### Extracto de la página
☆ ☆ ☆ ☆ ☆

Charles Morton, antes de formular su teoría, había leído un cuento satírico de Cyrano de Bergerac (el escritor real del siglo XVII en el que se basó el personaje de la obra de teatro de Edmond Rostand). Ese cuento, publicado en 1957, se titulaba “Viaje a la Luna”, y contaba la historia de un hombre, el propio Cyrano, que obsesionado con la idea de viajar a la luna lo intentó de todas las formas posibles hasta lograrlo. Un día, después de observar que el rocío se evaporaba por las mañanas, se levantó antes de amanecer y recogió todo el rocío en unos frascos que ató alrededor de su cuerpo. A medida que ascendía iba rompiendo los vasos para seguir subiendo, pero no consiguió su objetivo.
Obviamente ninguna de esas teorías era cierta, aunque servían para resolver el misterio, no haya duda. De todas formas, se empezó a sospechar que realmente las aves se marchaban lejos porque algunos cazadores, cuando evisceraban las aves que cazaban, encontraban en su estómago y su buche frutos que no eran propios de la zona en las que la habían cazado, ya fuera porque no los habían visto nunca o porque alguno que había viajado a otros sitios los reconocía como de esos lugares.

☆ ☆ ☆ ☆ ☆

### Muestra de datos
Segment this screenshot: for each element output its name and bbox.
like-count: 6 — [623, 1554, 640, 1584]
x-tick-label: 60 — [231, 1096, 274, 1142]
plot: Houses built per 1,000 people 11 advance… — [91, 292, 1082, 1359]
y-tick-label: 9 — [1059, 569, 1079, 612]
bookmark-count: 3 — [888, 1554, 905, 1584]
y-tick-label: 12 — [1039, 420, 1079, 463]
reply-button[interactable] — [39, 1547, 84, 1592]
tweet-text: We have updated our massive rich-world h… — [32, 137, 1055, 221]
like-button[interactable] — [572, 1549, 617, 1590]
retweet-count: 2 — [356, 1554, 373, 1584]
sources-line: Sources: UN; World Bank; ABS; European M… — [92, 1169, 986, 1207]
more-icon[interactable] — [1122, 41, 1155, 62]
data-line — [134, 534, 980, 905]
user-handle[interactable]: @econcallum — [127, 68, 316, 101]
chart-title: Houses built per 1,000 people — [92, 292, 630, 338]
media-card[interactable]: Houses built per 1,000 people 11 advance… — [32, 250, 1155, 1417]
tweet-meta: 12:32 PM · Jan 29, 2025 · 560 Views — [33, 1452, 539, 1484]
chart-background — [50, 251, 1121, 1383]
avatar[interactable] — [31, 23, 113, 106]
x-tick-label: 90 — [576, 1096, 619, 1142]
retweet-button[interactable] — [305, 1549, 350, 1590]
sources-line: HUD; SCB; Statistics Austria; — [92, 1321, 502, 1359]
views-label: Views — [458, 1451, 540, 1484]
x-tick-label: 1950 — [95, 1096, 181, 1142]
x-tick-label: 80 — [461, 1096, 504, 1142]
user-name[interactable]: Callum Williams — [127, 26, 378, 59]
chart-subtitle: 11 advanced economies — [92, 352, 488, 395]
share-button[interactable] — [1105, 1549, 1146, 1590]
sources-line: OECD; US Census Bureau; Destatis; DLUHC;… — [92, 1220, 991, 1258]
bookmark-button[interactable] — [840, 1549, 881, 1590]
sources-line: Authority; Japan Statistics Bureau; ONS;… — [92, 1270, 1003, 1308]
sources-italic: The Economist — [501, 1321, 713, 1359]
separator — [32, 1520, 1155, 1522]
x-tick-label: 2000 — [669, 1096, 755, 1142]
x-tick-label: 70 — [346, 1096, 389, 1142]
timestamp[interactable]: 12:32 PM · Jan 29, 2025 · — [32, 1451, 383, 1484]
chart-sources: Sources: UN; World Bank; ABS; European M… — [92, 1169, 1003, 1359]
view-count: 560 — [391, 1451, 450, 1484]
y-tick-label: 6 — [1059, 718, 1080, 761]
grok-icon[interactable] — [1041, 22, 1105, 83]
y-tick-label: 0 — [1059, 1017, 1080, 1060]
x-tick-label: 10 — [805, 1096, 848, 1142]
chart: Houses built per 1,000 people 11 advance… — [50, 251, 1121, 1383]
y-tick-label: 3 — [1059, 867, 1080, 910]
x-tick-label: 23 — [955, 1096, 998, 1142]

☆ ☆ ☆ ☆ ☆

### Tareas por realizar
**A.** En el extracto sobre la migración de las aves, ¿qué recogió el protagonista del cuento en unos frascos que ató alrededor de su cuerpo?
**B.** Prosiga el extracto sobre la migración de las aves a partir de su última oración.
El material es independiente del extracto sobre la migración de las aves.

### Respuestas esperadas
**A.** Recogió el rocío, antes de amanecer.

**B.**
Pero la prueba irrefutable sobre la migración, que desentrañaba por fin el misterio sobre el destino de las aves en invierno, se conoció en 1822, en el norte de Alemania, cuando unos cazadores dispararon a una cigüeña y cuando fueron a recogerla comprobaron que llevaba una lanza que le atravesaba el cuello y que aun así había logrado sobrevivir y regresar de nuevo a Alemania, donde nidificaba. Los cazadores, llevaron el cadáver a la Universidad de Rostock, donde la lanza fue identificada como de procedencia centroafricana. Esa cigüeña permanece disecada en la en la colección zoológica de esa universidad y se la conoce como Pfeilstorch, que significa “cigüeña flecha”. Después de esa cigüeña se cazaron unas cuantas más que también llevaban una flecha clavada y habían logrado regresar a casa con vida (al menos hasta que les pegaron un tiro).
Actualmente ya nadie tiene dudas sobre la migración de las aves y hacia dónde se dirigen. Ahora resulta sencillo saberlo ya que disponemos de la tecnología necesaria para poder conocer sus rutas migratorias. En primer lugar, gracias al anillamiento, que consiste en colocar anillas con un código único en la pata de las aves, de forma que cuando son recuperadas de nuevo, o se vean las anillas a distancia, si tiene un código que permitan su lectura, puedan ser identificadas y la información pueda ser enviada al anillador.
También usamos desde hace pocos años dispositivos GPS que nos permiten seguir los movimientos a tiempo real de los animales que marcamos, como por ejemplo estamos haciendo nosotros con los cormoranes moñudos, ya que podemos incluso ver donde se encuentran con solo revisar el teléfono móvil.
Gracias a todos esos estudios actualmente disponemos de muchísima información de la que antes carecíamos, pero deberíamos ponernos en el lugar de todas las personas que antes de nosotros se devanaron lo sesos para desvelar el misterio de la migración de las aves.